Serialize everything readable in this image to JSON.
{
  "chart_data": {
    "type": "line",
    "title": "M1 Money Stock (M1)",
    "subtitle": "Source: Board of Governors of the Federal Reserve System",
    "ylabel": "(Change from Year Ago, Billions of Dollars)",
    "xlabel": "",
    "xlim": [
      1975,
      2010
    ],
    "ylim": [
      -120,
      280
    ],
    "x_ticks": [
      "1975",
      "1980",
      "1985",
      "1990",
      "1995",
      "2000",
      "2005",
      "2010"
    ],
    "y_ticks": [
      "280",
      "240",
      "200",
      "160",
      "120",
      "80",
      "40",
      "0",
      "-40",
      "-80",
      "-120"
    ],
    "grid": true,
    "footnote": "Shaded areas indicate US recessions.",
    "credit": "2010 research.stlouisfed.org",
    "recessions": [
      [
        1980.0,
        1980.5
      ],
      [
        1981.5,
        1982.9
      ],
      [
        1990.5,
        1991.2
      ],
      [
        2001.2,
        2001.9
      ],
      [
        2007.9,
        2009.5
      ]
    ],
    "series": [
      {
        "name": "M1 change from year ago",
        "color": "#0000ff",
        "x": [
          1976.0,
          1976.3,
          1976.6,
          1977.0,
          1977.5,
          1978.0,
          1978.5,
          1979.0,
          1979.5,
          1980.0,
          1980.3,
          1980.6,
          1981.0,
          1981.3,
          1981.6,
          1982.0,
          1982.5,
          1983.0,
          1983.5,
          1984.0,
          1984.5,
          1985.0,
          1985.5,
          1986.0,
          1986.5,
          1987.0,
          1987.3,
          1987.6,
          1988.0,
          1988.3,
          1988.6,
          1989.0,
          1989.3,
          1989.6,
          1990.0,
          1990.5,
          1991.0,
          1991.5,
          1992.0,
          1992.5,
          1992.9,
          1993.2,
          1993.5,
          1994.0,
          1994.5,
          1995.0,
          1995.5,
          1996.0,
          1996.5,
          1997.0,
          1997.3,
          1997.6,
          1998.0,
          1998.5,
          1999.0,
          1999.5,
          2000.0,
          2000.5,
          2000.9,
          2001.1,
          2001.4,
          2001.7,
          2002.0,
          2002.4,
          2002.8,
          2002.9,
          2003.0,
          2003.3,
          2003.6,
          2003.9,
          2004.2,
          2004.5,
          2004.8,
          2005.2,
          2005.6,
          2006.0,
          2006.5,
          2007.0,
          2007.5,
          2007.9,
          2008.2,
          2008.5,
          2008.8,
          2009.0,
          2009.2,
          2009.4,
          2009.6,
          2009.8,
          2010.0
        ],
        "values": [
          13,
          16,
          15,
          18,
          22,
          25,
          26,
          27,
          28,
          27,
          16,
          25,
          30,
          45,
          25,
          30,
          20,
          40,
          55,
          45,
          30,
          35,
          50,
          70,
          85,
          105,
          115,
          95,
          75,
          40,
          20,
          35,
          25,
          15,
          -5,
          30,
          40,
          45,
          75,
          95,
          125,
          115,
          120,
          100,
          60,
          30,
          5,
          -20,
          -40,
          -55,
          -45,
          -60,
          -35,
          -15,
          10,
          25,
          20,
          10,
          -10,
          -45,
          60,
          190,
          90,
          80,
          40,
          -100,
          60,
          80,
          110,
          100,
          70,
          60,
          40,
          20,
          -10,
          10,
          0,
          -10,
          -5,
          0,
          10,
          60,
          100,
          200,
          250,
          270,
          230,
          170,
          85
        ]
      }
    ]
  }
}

....................

Output the lines above verbatim and in full.

• EXERCISE RESULT:
Serialize everything readable in this image to JSON.
{
  "chart_data": {
    "type": "line",
    "title": "M1 Money Stock (M1)",
    "subtitle": "Source: Board of Governors of the Federal Reserve System",
    "ylabel": "(Change from Year Ago, Billions of Dollars)",
    "xlabel": "",
    "xlim": [
      1975,
      2010
    ],
    "ylim": [
      -120,
      280
    ],
    "x_ticks": [
      "1975",
      "1980",
      "1985",
      "1990",
      "1995",
      "2000",
      "2005",
      "2010"
    ],
    "y_ticks": [
      "280",
      "240",
      "200",
      "160",
      "120",
      "80",
      "40",
      "0",
      "-40",
      "-80",
      "-120"
    ],
    "grid": true,
    "footnote": "Shaded areas indicate US recessions.",
    "credit": "2010 research.stlouisfed.org",
    "recessions": [
      [
        1980.0,
        1980.5
      ],
      [
        1981.5,
        1982.9
      ],
      [
        1990.5,
        1991.2
      ],
      [
        2001.2,
        2001.9
      ],
      [
        2007.9,
        2009.5
      ]
    ],
    "series": [
      {
        "name": "M1 change from year ago",
        "color": "#0000ff",
        "x": [
          1976.0,
          1976.3,
          1976.6,
          1977.0,
          1977.5,
          1978.0,
          1978.5,
          1979.0,
          1979.5,
          1980.0,
          1980.3,
          1980.6,
          1981.0,
          1981.3,
          1981.6,
          1982.0,
          1982.5,
          1983.0,
          1983.5,
          1984.0,
          1984.5,
          1985.0,
          1985.5,
          1986.0,
          1986.5,
          1987.0,
          1987.3,
          1987.6,
          1988.0,
          1988.3,
          1988.6,
          1989.0,
          1989.3,
          1989.6,
          1990.0,
          1990.5,
          1991.0,
          1991.5,
          1992.0,
          1992.5,
          1992.9,
          1993.2,
          1993.5,
          1994.0,
          1994.5,
          1995.0,
          1995.5,
          1996.0,
          1996.5,
          1997.0,
          1997.3,
          1997.6,
          1998.0,
          1998.5,
          1999.0,
          1999.5,
          2000.0,
          2000.5,
          2000.9,
          2001.1,
          2001.4,
          2001.7,
          2002.0,
          2002.4,
          2002.8,
          2002.9,
          2003.0,
          2003.3,
          2003.6,
          2003.9,
          2004.2,
          2004.5,
          2004.8,
          2005.2,
          2005.6,
          2006.0,
          2006.5,
          2007.0,
          2007.5,
          2007.9,
          2008.2,
          2008.5,
          2008.8,
          2009.0,
          2009.2,
          2009.4,
          2009.6,
          2009.8,
          2010.0
        ],
        "values": [
          13,
          16,
          15,
          18,
          22,
          25,
          26,
          27,
          28,
          27,
          16,
          25,
          30,
          45,
          25,
          30,
          20,
          40,
          55,
          45,
          30,
          35,
          50,
          70,
          85,
          105,
          115,
          95,
          75,
          40,
          20,
          35,
          25,
          15,
          -5,
          30,
          40,
          45,
          75,
          95,
          125,
          115,
          120,
          100,
          60,
          30,
          5,
          -20,
          -40,
          -55,
          -45,
          -60,
          -35,
          -15,
          10,
          25,
          20,
          10,
          -10,
          -45,
          60,
          190,
          90,
          80,
          40,
          -100,
          60,
          80,
          110,
          100,
          70,
          60,
          40,
          20,
          -10,
          10,
          0,
          -10,
          -5,
          0,
          10,
          60,
          100,
          200,
          250,
          270,
          230,
          170,
          85
        ]
      }
    ]
  }
}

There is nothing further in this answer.